Write the data out again, character for character, with no images.

++++++++

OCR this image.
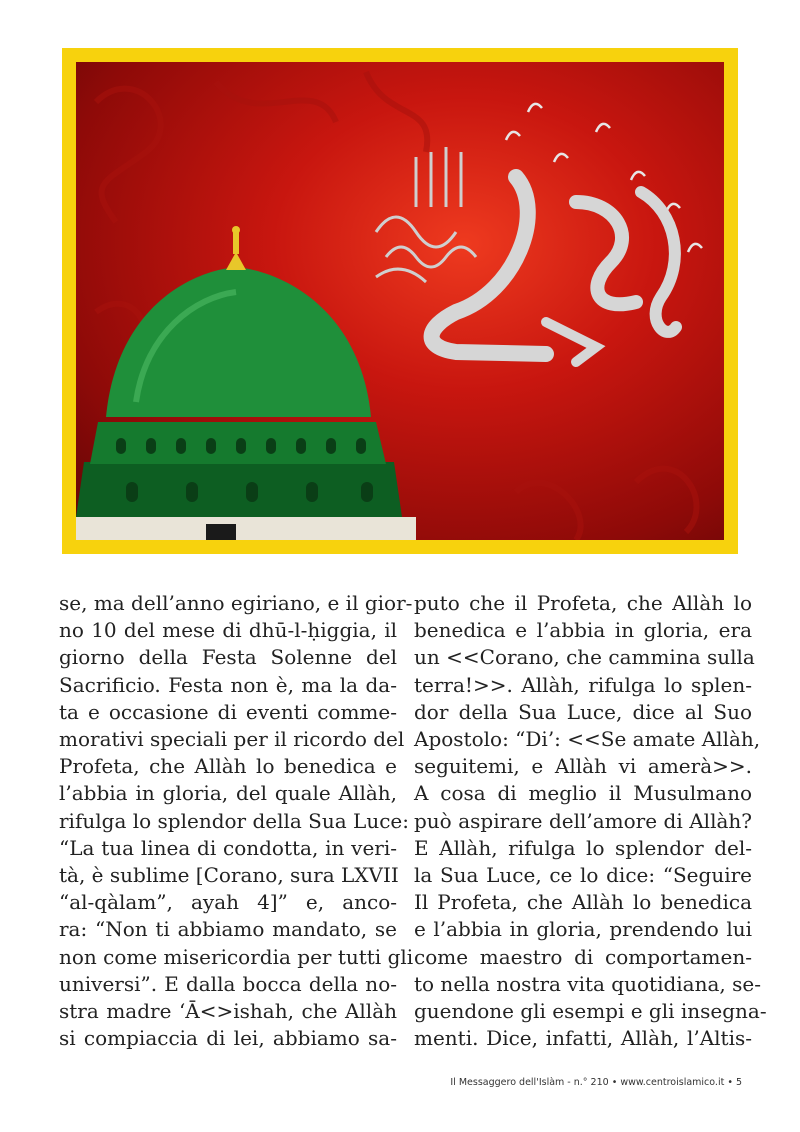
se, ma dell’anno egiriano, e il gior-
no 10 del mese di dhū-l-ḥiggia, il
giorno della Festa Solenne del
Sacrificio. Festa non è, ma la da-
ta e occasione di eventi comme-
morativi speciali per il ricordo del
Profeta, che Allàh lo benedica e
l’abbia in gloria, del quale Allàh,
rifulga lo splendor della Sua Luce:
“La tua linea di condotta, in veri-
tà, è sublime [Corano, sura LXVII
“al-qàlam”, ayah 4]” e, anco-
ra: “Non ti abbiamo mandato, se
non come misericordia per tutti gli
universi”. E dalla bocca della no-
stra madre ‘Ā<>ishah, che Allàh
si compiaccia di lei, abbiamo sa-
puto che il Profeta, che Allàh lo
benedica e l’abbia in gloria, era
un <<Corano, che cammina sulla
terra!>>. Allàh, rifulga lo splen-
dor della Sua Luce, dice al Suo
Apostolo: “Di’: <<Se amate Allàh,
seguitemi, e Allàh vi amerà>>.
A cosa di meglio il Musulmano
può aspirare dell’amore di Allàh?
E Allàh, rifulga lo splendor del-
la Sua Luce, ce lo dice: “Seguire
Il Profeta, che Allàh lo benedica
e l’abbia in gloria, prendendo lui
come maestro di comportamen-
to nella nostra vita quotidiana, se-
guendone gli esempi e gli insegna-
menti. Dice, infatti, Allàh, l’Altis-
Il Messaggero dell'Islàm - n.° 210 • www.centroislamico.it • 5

++++++++

EXERCISE RESULT:
OCR this image.
se, ma dell’anno egiriano, e il gior-
no 10 del mese di dhū-l-ḥiggia, il
giorno della Festa Solenne del
Sacrificio. Festa non è, ma la da-
ta e occasione di eventi comme-
morativi speciali per il ricordo del
Profeta, che Allàh lo benedica e
l’abbia in gloria, del quale Allàh,
rifulga lo splendor della Sua Luce:
“La tua linea di condotta, in veri-
tà, è sublime [Corano, sura LXVII
“al-qàlam”, ayah 4]” e, anco-
ra: “Non ti abbiamo mandato, se
non come misericordia per tutti gli
universi”. E dalla bocca della no-
stra madre ‘Ā<>ishah, che Allàh
si compiaccia di lei, abbiamo sa-
puto che il Profeta, che Allàh lo
benedica e l’abbia in gloria, era
un <<Corano, che cammina sulla
terra!>>. Allàh, rifulga lo splen-
dor della Sua Luce, dice al Suo
Apostolo: “Di’: <<Se amate Allàh,
seguitemi, e Allàh vi amerà>>.
A cosa di meglio il Musulmano
può aspirare dell’amore di Allàh?
E Allàh, rifulga lo splendor del-
la Sua Luce, ce lo dice: “Seguire
Il Profeta, che Allàh lo benedica
e l’abbia in gloria, prendendo lui
come maestro di comportamen-
to nella nostra vita quotidiana, se-
guendone gli esempi e gli insegna-
menti. Dice, infatti, Allàh, l’Altis-
Il Messaggero dell'Islàm - n.° 210 • www.centroislamico.it • 5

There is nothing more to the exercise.